**Job 1**: In the records, rewrite everything from the line containing "step-product-types[interactable]: Product Types" down to the line containing "product-count-select[interactable]: How many", replacing "caret-down-icon" with "chevron-down-icon" and leaving all else unchanged.

March 4, 2010
The College of Europe has been addressed by many leading political figures and heard many important speeches. The speech of Herman Van Rompuy, President of the European Council (EurC), on 25 February 2010 is well worth reading. His theme was “The challenges for Europe in a changing world”. The gist of the speech follows.
Our main challenge is how to deal, as Europe, with the rest of the world. How to defend our interests and to promote our values. First, we must look at the way the world is changing. Certain signs of long-term changes have come to the surface. At the UN Climate Summit in Copenhagen last December, Europe was perceived as waiting in the corridor, while the US and China struck a deal. A second sign was the recent IMF forecasts for economic growth in 2010: China 10.0%, India 7.7%, US 2.7, EU: 1.0%. A third sign was President Obama’s decision to stop the NASA moon programme, as it is too expensive. The Chinese and Indians confirmed that their Moon programmes are going full speed ahead.
These signs are adding up to a bleak mood in some European circles. Some talk of a “decline of the West”. These conclusions very exaggerated. Since the fall of communism, Europe has been the most stable region in the world. The EU’s population of half a billion are amongst the most educated and trained. Even with only 7% of world population we still generate almost 22% of it’s wealth, compared to about 21% for the US, 11.5% for China and 4.7% for India. We are the first commercial power. Our countries are envied for their political stability and security, for their social system and environmental standards, for the quality of European life.

**Data in this exercise**:
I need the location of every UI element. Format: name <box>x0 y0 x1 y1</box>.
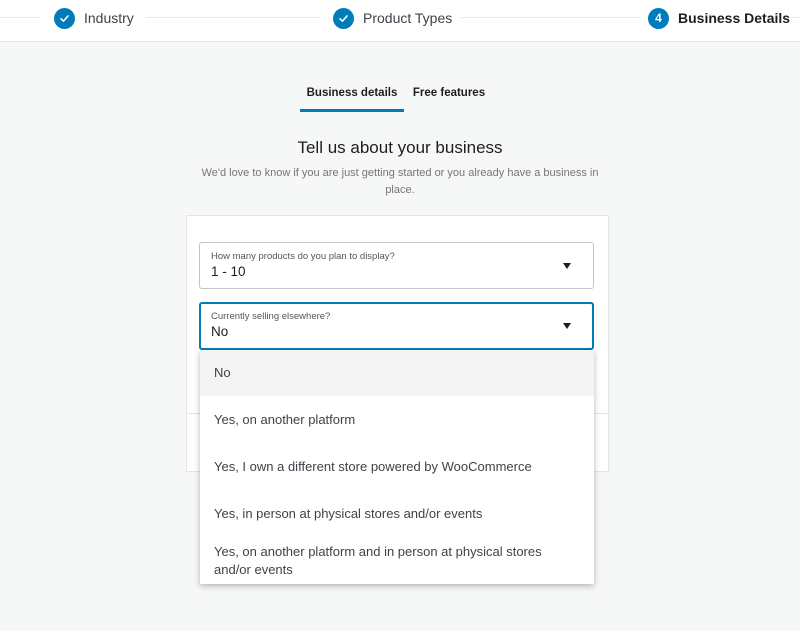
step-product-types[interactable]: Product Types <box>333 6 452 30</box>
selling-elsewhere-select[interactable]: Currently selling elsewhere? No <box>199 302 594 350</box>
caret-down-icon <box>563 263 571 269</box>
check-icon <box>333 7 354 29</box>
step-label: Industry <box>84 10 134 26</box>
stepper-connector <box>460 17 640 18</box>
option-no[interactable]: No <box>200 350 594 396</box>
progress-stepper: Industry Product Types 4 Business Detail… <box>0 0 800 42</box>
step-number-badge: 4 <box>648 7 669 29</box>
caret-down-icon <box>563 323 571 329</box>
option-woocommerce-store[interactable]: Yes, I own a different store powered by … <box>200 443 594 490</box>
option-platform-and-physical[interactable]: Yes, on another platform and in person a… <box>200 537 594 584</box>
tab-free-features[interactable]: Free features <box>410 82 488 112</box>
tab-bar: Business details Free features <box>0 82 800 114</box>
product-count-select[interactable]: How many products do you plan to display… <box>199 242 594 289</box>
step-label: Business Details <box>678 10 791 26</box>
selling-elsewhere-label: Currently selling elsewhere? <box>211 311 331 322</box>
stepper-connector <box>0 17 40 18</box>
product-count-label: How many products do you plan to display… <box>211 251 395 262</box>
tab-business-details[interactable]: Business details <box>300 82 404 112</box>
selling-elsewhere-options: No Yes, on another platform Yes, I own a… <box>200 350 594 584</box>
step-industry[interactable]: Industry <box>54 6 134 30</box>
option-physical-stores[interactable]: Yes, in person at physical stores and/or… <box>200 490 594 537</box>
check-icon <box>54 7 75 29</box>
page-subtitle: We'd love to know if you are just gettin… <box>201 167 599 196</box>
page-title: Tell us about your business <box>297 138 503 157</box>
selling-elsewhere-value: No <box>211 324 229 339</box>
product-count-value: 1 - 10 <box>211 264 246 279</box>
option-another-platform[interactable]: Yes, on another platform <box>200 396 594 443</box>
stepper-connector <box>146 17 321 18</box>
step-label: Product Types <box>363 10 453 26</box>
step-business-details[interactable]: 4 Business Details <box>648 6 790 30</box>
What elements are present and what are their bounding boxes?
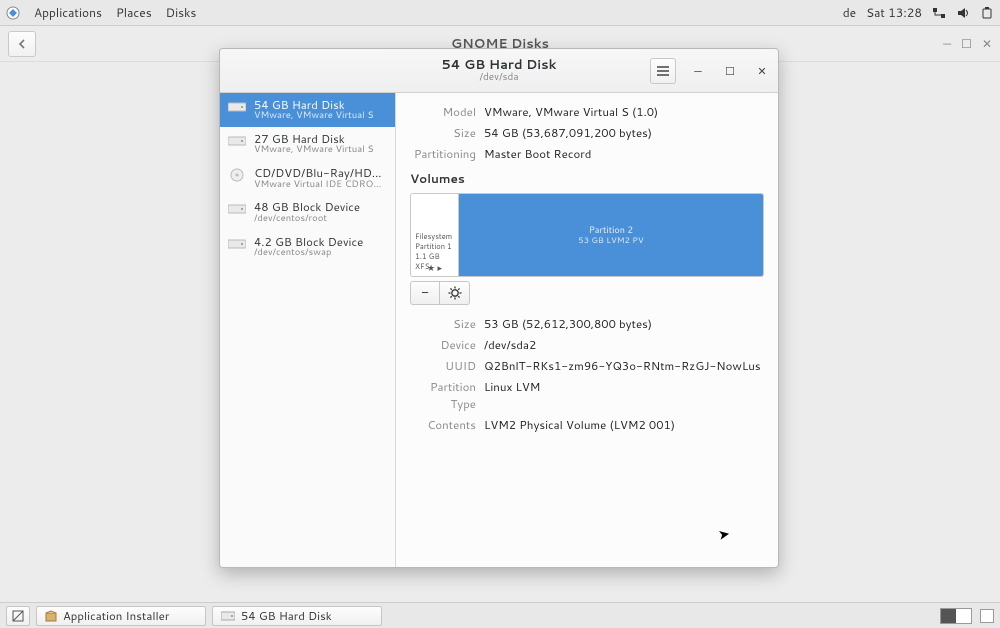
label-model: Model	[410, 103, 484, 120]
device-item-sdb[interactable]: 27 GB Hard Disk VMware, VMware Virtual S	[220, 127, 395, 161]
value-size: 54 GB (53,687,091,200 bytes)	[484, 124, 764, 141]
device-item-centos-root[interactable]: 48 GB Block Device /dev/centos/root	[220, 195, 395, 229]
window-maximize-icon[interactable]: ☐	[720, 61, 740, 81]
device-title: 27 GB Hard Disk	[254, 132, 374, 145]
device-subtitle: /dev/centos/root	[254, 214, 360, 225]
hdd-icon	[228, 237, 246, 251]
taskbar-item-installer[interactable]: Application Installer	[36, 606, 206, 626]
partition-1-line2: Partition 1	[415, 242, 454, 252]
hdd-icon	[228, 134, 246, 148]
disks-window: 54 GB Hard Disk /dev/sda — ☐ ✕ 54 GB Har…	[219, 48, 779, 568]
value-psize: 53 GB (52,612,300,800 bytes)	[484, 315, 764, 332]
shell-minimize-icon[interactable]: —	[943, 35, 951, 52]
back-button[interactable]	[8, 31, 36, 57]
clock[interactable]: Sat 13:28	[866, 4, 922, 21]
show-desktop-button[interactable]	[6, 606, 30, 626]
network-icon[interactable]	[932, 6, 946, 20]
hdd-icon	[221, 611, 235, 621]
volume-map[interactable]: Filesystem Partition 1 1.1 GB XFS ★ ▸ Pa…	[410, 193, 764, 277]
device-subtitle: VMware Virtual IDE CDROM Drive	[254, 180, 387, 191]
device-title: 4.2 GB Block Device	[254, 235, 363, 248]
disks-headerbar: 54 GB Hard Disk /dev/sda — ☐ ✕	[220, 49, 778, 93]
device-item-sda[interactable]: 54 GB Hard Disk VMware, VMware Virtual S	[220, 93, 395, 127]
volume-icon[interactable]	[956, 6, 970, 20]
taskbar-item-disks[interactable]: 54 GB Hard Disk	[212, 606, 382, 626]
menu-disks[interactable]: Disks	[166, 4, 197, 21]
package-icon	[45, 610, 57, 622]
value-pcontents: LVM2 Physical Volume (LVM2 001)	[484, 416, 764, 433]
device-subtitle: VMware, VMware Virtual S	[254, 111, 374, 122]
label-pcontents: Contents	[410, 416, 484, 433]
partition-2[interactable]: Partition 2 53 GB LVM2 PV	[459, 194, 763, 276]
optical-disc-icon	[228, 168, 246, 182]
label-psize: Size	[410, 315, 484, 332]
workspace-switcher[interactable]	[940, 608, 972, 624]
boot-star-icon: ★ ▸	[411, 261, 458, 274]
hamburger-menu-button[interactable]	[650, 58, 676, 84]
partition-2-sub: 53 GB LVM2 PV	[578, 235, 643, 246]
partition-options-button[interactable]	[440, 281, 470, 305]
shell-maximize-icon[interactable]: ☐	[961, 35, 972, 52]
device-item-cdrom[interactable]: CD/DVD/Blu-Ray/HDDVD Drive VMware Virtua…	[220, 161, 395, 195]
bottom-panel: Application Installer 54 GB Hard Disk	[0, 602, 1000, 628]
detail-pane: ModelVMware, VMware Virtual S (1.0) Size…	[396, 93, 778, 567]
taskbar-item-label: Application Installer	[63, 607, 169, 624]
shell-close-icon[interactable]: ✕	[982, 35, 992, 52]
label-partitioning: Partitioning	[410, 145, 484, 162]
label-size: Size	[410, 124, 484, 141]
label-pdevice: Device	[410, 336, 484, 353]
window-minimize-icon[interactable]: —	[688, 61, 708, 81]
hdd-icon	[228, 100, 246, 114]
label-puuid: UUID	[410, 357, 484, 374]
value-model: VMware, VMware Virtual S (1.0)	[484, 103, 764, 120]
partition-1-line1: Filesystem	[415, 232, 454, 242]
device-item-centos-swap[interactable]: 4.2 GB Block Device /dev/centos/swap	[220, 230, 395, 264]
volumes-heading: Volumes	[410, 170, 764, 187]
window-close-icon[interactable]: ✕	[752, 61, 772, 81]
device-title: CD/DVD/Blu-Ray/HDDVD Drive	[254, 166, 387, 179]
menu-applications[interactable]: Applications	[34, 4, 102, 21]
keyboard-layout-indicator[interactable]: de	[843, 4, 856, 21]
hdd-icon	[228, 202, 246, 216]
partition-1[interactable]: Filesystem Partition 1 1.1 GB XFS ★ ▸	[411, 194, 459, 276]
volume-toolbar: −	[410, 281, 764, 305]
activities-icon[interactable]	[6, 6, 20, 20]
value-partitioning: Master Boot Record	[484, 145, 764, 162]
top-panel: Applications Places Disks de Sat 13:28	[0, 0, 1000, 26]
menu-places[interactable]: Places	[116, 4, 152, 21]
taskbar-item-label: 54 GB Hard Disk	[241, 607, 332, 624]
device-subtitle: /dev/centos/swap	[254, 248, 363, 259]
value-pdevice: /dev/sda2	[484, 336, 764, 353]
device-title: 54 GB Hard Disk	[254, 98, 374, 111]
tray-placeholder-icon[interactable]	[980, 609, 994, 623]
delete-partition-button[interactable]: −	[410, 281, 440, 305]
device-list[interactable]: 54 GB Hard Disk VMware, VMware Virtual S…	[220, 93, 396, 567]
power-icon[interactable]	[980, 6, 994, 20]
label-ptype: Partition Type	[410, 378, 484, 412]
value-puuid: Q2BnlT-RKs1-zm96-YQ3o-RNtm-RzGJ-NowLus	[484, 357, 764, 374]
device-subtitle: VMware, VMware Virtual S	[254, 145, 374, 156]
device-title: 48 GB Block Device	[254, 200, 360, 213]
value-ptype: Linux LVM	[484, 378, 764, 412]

**Job 2**:
Answer the following questions from the summary of the speech:
(a) On what date did Herman Van Rompuy deliver the speech?
(b) What economic growth forecast for India in 2010 does the summary report from the IMF?
(c) What share of the world population does the EU hold, according to the summary?

**Complete output 1**:
step-product-types[interactable]: Product Types <box>333 6 452 30</box>
selling-elsewhere-select[interactable]: Currently selling elsewhere? No <box>199 302 594 350</box>
chevron-down-icon <box>563 263 571 269</box>
check-icon <box>333 7 354 29</box>
step-label: Industry <box>84 10 134 26</box>
stepper-connector <box>460 17 640 18</box>
option-no[interactable]: No <box>200 350 594 396</box>
progress-stepper: Industry Product Types 4 Business Detail… <box>0 0 800 42</box>
step-number-badge: 4 <box>648 7 669 29</box>
chevron-down-icon <box>563 323 571 329</box>
option-woocommerce-store[interactable]: Yes, I own a different store powered by … <box>200 443 594 490</box>
option-platform-and-physical[interactable]: Yes, on another platform and in person a… <box>200 537 594 584</box>
tab-free-features[interactable]: Free features <box>410 82 488 112</box>
tab-bar: Business details Free features <box>0 82 800 114</box>
product-count-select[interactable]: How many products do you plan to display… <box>199 242 594 289</box>

**Complete output 2**:
(a) 25 February 2010
(b) 7.7%
(c) 7%